┌─ DATA FOR THE TASK

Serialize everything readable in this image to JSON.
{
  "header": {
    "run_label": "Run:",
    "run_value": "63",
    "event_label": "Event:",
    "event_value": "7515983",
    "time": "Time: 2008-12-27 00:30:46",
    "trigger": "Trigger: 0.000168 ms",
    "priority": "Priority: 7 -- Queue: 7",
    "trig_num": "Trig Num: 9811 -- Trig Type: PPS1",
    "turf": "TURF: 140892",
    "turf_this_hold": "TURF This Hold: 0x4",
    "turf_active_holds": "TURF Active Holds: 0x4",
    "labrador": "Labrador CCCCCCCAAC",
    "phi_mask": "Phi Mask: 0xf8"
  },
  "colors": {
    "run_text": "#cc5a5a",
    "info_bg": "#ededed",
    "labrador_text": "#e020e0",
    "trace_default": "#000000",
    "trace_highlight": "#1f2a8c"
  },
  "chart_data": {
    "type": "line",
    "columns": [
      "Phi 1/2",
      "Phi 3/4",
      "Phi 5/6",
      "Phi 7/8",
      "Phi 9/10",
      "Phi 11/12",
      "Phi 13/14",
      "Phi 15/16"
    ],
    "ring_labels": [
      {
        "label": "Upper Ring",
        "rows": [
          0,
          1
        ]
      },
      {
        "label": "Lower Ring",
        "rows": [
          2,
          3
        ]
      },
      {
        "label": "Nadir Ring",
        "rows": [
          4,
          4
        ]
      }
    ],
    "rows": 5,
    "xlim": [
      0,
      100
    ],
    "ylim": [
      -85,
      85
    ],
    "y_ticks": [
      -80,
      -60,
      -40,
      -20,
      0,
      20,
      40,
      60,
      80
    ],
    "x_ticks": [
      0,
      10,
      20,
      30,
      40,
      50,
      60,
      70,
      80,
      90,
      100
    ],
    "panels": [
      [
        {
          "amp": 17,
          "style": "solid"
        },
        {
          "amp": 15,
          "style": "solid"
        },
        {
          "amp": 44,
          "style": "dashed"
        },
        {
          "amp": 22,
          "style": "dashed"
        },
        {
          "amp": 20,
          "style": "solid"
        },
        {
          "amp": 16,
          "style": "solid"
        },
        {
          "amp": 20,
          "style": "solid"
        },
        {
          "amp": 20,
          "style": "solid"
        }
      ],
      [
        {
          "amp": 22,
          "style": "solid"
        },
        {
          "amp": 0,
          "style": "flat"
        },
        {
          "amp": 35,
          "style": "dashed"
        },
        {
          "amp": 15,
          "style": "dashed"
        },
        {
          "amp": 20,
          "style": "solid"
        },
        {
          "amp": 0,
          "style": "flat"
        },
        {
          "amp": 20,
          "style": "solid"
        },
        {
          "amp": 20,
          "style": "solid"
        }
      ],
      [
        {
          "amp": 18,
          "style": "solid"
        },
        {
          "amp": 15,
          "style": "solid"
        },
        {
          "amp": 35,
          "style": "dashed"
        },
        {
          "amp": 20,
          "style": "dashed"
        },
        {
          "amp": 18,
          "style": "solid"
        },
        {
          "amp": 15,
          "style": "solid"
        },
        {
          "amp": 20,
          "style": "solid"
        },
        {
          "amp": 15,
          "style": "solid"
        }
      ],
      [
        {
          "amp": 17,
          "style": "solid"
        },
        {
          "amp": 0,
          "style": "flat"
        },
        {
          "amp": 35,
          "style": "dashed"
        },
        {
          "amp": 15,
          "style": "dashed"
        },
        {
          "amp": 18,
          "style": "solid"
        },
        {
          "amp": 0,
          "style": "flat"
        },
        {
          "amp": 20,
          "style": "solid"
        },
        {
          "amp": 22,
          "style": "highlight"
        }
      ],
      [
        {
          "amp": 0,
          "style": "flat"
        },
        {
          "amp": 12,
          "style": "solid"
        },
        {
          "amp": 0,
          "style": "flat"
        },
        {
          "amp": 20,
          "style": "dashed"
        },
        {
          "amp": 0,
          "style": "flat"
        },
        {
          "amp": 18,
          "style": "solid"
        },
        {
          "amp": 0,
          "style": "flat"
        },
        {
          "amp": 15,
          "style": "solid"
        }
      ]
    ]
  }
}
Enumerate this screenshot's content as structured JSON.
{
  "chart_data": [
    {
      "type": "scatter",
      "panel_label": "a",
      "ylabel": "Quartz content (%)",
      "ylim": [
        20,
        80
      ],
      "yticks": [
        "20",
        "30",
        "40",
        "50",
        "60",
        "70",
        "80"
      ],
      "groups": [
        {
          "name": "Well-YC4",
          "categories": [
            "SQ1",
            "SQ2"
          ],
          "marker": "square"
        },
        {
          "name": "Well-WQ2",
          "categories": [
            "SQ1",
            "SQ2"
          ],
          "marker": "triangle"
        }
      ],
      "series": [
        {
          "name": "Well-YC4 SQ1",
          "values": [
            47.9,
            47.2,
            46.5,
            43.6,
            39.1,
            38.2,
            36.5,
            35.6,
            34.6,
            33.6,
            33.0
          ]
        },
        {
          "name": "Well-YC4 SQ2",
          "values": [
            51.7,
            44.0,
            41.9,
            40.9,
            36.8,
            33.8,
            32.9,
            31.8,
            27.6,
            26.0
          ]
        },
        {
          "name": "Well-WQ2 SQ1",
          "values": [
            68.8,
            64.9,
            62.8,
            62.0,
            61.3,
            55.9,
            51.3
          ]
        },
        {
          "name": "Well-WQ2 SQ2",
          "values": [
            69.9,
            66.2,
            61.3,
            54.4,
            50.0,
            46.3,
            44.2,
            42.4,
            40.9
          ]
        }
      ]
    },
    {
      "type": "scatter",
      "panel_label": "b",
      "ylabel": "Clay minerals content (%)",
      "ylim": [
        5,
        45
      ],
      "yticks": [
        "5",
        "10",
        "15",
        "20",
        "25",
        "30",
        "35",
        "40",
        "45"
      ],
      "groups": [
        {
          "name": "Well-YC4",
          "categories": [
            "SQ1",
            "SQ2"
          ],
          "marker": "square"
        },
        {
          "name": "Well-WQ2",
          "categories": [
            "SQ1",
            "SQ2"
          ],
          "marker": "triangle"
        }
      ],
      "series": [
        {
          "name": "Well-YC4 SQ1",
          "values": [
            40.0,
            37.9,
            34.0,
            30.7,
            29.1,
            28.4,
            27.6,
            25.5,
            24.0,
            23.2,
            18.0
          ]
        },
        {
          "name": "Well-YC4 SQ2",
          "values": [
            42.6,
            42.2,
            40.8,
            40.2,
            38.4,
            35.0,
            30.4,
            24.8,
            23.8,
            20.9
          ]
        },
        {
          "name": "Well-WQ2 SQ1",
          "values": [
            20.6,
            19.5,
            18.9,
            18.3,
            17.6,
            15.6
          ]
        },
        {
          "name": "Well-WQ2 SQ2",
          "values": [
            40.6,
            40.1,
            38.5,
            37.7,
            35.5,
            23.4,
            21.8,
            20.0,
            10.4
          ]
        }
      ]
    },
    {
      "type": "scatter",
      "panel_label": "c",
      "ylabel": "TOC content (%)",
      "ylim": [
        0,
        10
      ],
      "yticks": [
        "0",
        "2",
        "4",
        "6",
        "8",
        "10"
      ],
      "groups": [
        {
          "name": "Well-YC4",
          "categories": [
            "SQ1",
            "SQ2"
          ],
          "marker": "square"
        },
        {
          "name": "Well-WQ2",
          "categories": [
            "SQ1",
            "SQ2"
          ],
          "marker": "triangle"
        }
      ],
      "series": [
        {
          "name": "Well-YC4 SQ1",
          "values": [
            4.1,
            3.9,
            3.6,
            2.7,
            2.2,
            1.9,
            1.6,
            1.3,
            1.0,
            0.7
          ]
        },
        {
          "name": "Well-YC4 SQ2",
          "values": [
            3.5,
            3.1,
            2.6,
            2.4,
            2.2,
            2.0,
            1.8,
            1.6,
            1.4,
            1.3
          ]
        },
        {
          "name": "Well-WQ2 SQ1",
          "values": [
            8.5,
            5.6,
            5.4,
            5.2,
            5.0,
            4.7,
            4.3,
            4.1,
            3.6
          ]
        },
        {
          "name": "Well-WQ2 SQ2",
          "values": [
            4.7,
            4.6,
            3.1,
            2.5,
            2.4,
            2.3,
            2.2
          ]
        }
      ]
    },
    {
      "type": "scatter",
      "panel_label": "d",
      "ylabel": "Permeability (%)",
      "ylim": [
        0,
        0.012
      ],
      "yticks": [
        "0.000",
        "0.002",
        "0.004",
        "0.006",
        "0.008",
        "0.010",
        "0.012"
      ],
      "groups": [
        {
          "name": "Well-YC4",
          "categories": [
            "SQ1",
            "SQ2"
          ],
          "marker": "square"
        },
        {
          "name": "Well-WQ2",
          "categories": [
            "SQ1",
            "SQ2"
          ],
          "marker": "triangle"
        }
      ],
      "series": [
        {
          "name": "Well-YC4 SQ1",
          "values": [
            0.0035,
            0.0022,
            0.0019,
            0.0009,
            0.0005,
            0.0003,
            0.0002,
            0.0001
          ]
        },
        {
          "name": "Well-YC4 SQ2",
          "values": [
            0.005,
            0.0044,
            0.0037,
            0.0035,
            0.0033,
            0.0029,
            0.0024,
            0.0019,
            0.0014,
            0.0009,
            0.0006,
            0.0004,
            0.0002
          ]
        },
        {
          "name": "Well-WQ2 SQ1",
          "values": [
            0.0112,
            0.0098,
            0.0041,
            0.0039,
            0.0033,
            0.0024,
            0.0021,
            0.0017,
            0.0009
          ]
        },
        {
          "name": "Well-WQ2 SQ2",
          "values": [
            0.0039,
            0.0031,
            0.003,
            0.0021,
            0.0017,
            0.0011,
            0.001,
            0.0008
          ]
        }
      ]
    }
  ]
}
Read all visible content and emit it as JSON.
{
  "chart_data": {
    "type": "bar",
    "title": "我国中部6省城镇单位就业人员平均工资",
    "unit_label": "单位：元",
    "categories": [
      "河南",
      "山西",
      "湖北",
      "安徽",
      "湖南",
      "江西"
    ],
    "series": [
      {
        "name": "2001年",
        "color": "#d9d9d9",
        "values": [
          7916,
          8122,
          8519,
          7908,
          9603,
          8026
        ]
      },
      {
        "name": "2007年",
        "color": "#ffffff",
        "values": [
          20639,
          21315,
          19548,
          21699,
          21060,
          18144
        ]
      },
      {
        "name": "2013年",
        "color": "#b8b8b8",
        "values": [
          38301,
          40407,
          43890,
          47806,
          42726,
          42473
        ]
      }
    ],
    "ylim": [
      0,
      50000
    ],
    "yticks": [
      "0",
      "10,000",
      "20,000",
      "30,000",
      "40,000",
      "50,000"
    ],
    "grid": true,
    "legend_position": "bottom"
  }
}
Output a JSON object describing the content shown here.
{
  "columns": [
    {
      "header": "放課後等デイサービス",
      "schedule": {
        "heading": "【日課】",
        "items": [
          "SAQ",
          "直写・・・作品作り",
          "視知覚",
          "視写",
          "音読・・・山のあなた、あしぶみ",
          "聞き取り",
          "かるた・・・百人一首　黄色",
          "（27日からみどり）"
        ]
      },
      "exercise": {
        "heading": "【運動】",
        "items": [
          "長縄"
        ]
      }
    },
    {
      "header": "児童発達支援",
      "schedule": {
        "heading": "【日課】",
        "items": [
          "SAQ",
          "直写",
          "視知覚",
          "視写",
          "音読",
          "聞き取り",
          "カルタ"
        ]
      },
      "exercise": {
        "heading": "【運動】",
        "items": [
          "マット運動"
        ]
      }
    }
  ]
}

└─

▶ [SHORT PROBLEM] Check each line above for the word "JSON" and give the number of lines that have it, nothing else.

▶ [EXPECTED ANSWER] 4